• **Written instruction**: The records should be repeated word for word, pictures excluded.
[Start Supplied data]
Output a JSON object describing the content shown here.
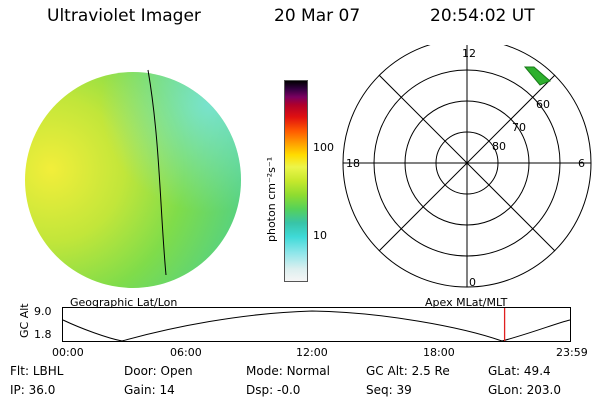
{
  "header": {
    "instrument": "Ultraviolet Imager",
    "date": "20 Mar 07",
    "time": "20:54:02 UT"
  },
  "colorbar": {
    "label": "photon cm⁻²s⁻¹",
    "ticks": [
      "100",
      "10"
    ]
  },
  "polar_plot": {
    "mlt_labels": {
      "top": "12",
      "left": "18",
      "right": "6",
      "bottom": "0"
    },
    "lat_labels": [
      "60",
      "70",
      "80"
    ]
  },
  "altitude_panel": {
    "ylabel": "GC Alt",
    "yticks": [
      "9.0",
      "1.8"
    ],
    "left_caption": "Geographic Lat/Lon",
    "right_caption": "Apex MLat/MLT",
    "xticks": [
      "00:00",
      "06:00",
      "12:00",
      "18:00",
      "23:59"
    ],
    "current_time_fraction": 0.871
  },
  "status": {
    "row1": [
      {
        "key": "Flt:",
        "value": "LBHL"
      },
      {
        "key": "Door:",
        "value": "Open"
      },
      {
        "key": "Mode:",
        "value": "Normal"
      },
      {
        "key": "GC Alt:",
        "value": "2.5 Re"
      },
      {
        "key": "GLat:",
        "value": "49.4"
      }
    ],
    "row2": [
      {
        "key": "IP:",
        "value": "36.0"
      },
      {
        "key": "Gain:",
        "value": "14"
      },
      {
        "key": "Dsp:",
        "value": "-0.0"
      },
      {
        "key": "Seq:",
        "value": "39"
      },
      {
        "key": "GLon:",
        "value": "203.0"
      }
    ]
  }
}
[End Supplied data]
• **Output of the exercise**:
Output a JSON object describing the content shown here.
{
  "header": {
    "instrument": "Ultraviolet Imager",
    "date": "20 Mar 07",
    "time": "20:54:02 UT"
  },
  "colorbar": {
    "label": "photon cm⁻²s⁻¹",
    "ticks": [
      "100",
      "10"
    ]
  },
  "polar_plot": {
    "mlt_labels": {
      "top": "12",
      "left": "18",
      "right": "6",
      "bottom": "0"
    },
    "lat_labels": [
      "60",
      "70",
      "80"
    ]
  },
  "altitude_panel": {
    "ylabel": "GC Alt",
    "yticks": [
      "9.0",
      "1.8"
    ],
    "left_caption": "Geographic Lat/Lon",
    "right_caption": "Apex MLat/MLT",
    "xticks": [
      "00:00",
      "06:00",
      "12:00",
      "18:00",
      "23:59"
    ],
    "current_time_fraction": 0.871
  },
  "status": {
    "row1": [
      {
        "key": "Flt:",
        "value": "LBHL"
      },
      {
        "key": "Door:",
        "value": "Open"
      },
      {
        "key": "Mode:",
        "value": "Normal"
      },
      {
        "key": "GC Alt:",
        "value": "2.5 Re"
      },
      {
        "key": "GLat:",
        "value": "49.4"
      }
    ],
    "row2": [
      {
        "key": "IP:",
        "value": "36.0"
      },
      {
        "key": "Gain:",
        "value": "14"
      },
      {
        "key": "Dsp:",
        "value": "-0.0"
      },
      {
        "key": "Seq:",
        "value": "39"
      },
      {
        "key": "GLon:",
        "value": "203.0"
      }
    ]
  }
}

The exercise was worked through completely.